Start of Block

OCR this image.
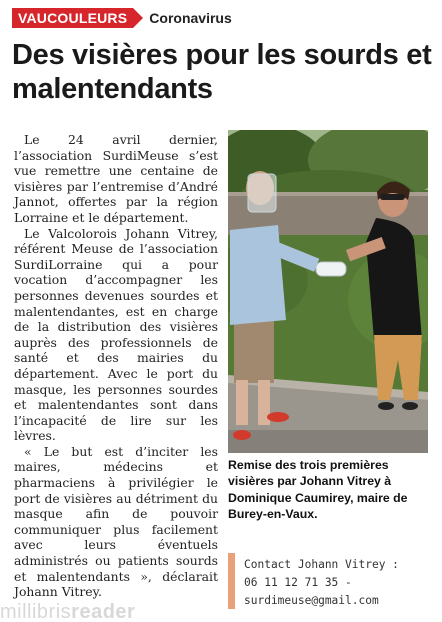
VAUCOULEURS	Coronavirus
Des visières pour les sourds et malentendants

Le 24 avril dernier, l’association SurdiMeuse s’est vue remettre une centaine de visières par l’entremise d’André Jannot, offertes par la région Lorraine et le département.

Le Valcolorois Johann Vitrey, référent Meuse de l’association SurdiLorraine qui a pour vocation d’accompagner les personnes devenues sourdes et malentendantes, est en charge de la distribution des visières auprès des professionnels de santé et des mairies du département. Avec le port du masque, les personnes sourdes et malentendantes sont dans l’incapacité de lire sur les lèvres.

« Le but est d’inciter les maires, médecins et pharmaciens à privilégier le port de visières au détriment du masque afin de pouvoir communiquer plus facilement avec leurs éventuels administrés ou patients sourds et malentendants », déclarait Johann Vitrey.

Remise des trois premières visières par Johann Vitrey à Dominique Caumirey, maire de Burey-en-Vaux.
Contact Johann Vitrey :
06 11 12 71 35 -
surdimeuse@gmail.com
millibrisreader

End of Block
Start of Block

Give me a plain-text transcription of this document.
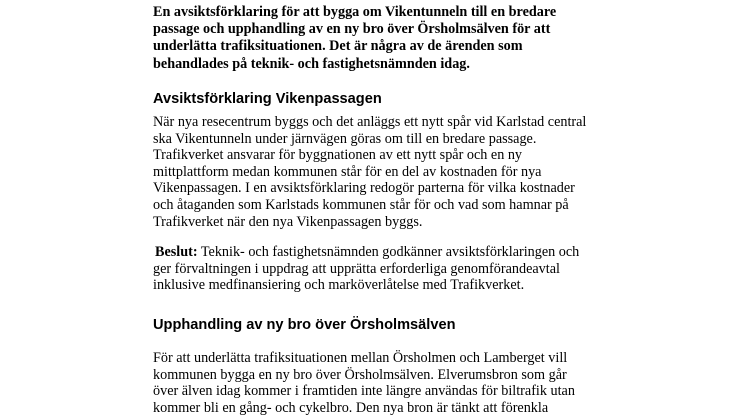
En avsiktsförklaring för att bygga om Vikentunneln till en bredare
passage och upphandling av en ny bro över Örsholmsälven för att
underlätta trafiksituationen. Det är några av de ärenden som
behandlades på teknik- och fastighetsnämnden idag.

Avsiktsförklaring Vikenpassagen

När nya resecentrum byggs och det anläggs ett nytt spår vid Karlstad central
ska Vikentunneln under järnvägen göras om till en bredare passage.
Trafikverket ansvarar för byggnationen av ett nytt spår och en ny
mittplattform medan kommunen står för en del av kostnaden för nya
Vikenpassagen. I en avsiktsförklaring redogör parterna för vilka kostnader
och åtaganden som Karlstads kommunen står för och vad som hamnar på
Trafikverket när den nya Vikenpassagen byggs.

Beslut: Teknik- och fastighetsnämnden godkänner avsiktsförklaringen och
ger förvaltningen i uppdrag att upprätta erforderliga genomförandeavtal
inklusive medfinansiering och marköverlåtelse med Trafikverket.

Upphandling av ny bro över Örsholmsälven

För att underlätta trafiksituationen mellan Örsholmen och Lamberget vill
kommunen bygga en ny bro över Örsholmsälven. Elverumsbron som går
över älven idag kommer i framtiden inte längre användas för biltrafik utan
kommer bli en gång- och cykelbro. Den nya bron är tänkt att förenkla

End of Block
Start of Block

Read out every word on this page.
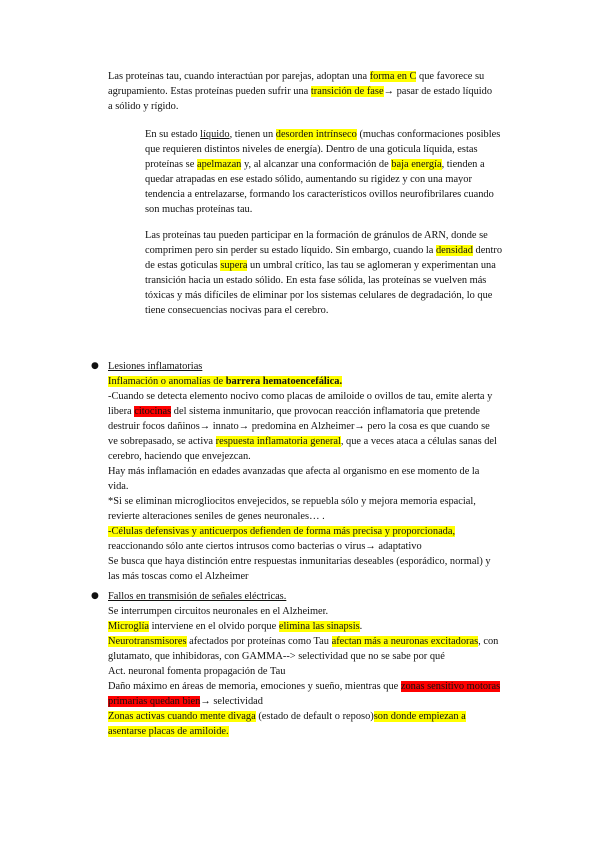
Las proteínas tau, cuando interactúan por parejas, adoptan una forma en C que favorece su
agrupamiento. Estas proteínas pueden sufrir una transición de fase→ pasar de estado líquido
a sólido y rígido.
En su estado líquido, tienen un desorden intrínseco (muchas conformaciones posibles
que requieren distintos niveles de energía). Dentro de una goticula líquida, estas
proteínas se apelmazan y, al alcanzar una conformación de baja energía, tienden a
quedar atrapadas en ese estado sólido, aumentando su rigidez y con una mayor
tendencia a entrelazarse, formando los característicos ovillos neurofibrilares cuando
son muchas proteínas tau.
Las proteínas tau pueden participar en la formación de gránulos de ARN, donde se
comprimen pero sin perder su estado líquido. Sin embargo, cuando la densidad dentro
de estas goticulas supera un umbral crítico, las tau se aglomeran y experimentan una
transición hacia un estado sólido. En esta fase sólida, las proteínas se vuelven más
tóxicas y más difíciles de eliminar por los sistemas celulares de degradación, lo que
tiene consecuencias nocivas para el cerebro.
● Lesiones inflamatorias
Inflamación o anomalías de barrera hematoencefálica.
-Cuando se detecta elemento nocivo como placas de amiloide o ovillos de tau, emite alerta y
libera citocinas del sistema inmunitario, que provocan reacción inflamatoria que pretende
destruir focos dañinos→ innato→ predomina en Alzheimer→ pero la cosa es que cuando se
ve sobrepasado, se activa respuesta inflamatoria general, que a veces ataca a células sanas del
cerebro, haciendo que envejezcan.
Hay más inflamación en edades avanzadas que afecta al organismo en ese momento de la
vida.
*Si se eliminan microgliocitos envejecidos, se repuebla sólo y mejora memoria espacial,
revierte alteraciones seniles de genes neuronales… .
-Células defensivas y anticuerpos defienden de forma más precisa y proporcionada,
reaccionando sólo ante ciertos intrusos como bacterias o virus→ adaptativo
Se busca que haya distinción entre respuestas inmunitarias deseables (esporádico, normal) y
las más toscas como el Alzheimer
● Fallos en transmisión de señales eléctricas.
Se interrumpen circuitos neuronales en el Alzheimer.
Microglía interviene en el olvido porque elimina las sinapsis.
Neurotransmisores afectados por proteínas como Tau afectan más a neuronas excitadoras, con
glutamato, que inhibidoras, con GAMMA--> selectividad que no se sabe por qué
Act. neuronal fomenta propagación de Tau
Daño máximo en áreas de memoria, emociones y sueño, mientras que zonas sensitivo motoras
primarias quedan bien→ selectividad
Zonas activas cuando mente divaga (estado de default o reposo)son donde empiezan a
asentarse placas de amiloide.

End of Block

Return the lines of the listing where the string "amiloide" appears.

Response area:
-Cuando se detecta elemento nocivo como placas de amiloide o ovillos de tau, emite alerta y
asentarse placas de amiloide.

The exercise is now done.